**Written exercise**: From the records below, extract all the text exactly and leave the images behind.

== Exercise input

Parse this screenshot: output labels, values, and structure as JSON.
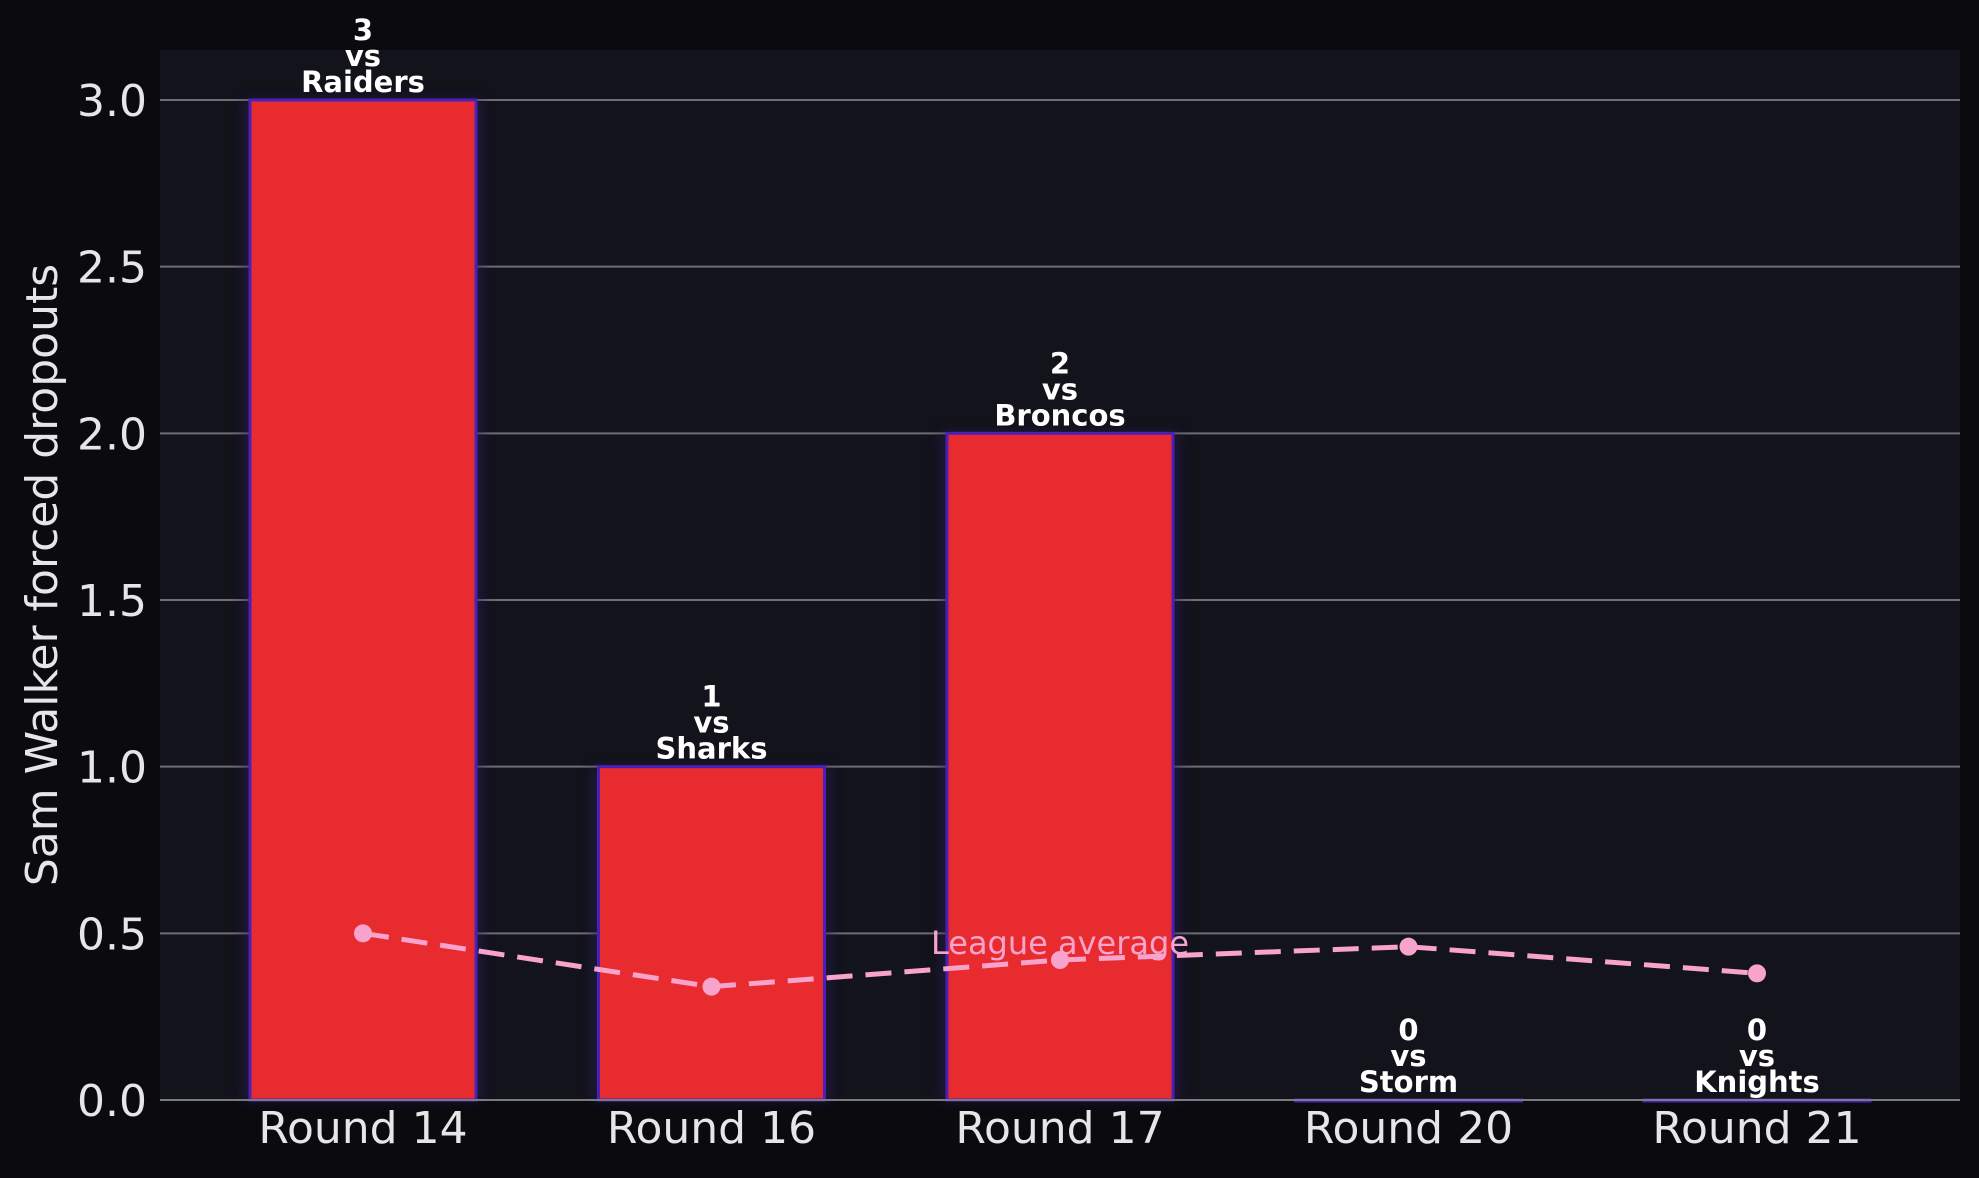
{
  "chart_data": {
    "type": "bar",
    "title": "",
    "xlabel": "",
    "ylabel": "Sam Walker forced dropouts",
    "categories": [
      "Round 14",
      "Round 16",
      "Round 17",
      "Round 20",
      "Round 21"
    ],
    "opponents": [
      "Raiders",
      "Sharks",
      "Broncos",
      "Storm",
      "Knights"
    ],
    "series": [
      {
        "type": "bar",
        "values": [
          3,
          1,
          2,
          0,
          0
        ],
        "data_labels": [
          "3\nvs\nRaiders",
          "1\nvs\nSharks",
          "2\nvs\nBroncos",
          "0\nvs\nStorm",
          "0\nvs\nKnights"
        ]
      },
      {
        "name": "League average",
        "type": "line",
        "style": "dashed",
        "values": [
          0.5,
          0.34,
          0.42,
          0.46,
          0.38
        ]
      }
    ],
    "ylim": [
      0,
      3.15
    ],
    "yticks": [
      0.0,
      0.5,
      1.0,
      1.5,
      2.0,
      2.5,
      3.0
    ],
    "ytick_labels": [
      "0.0",
      "0.5",
      "1.0",
      "1.5",
      "2.0",
      "2.5",
      "3.0"
    ],
    "grid": "horizontal",
    "colors": {
      "figure_background": "#0b0b0f",
      "plot_background": "#12131b",
      "bar_fill": "#e82b2f",
      "bar_edge": "#4b20b8",
      "line": "#f7a3cc",
      "text": "#e6e6e6",
      "data_label": "#ffffff",
      "grid": "#6e6e74"
    }
  }
}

====

**Reply to the exercise**:
Parse this screenshot: output labels, values, and structure as JSON.
{
  "chart_data": {
    "type": "bar",
    "title": "",
    "xlabel": "",
    "ylabel": "Sam Walker forced dropouts",
    "categories": [
      "Round 14",
      "Round 16",
      "Round 17",
      "Round 20",
      "Round 21"
    ],
    "opponents": [
      "Raiders",
      "Sharks",
      "Broncos",
      "Storm",
      "Knights"
    ],
    "series": [
      {
        "type": "bar",
        "values": [
          3,
          1,
          2,
          0,
          0
        ],
        "data_labels": [
          "3\nvs\nRaiders",
          "1\nvs\nSharks",
          "2\nvs\nBroncos",
          "0\nvs\nStorm",
          "0\nvs\nKnights"
        ]
      },
      {
        "name": "League average",
        "type": "line",
        "style": "dashed",
        "values": [
          0.5,
          0.34,
          0.42,
          0.46,
          0.38
        ]
      }
    ],
    "ylim": [
      0,
      3.15
    ],
    "yticks": [
      0.0,
      0.5,
      1.0,
      1.5,
      2.0,
      2.5,
      3.0
    ],
    "ytick_labels": [
      "0.0",
      "0.5",
      "1.0",
      "1.5",
      "2.0",
      "2.5",
      "3.0"
    ],
    "grid": "horizontal",
    "colors": {
      "figure_background": "#0b0b0f",
      "plot_background": "#12131b",
      "bar_fill": "#e82b2f",
      "bar_edge": "#4b20b8",
      "line": "#f7a3cc",
      "text": "#e6e6e6",
      "data_label": "#ffffff",
      "grid": "#6e6e74"
    }
  }
}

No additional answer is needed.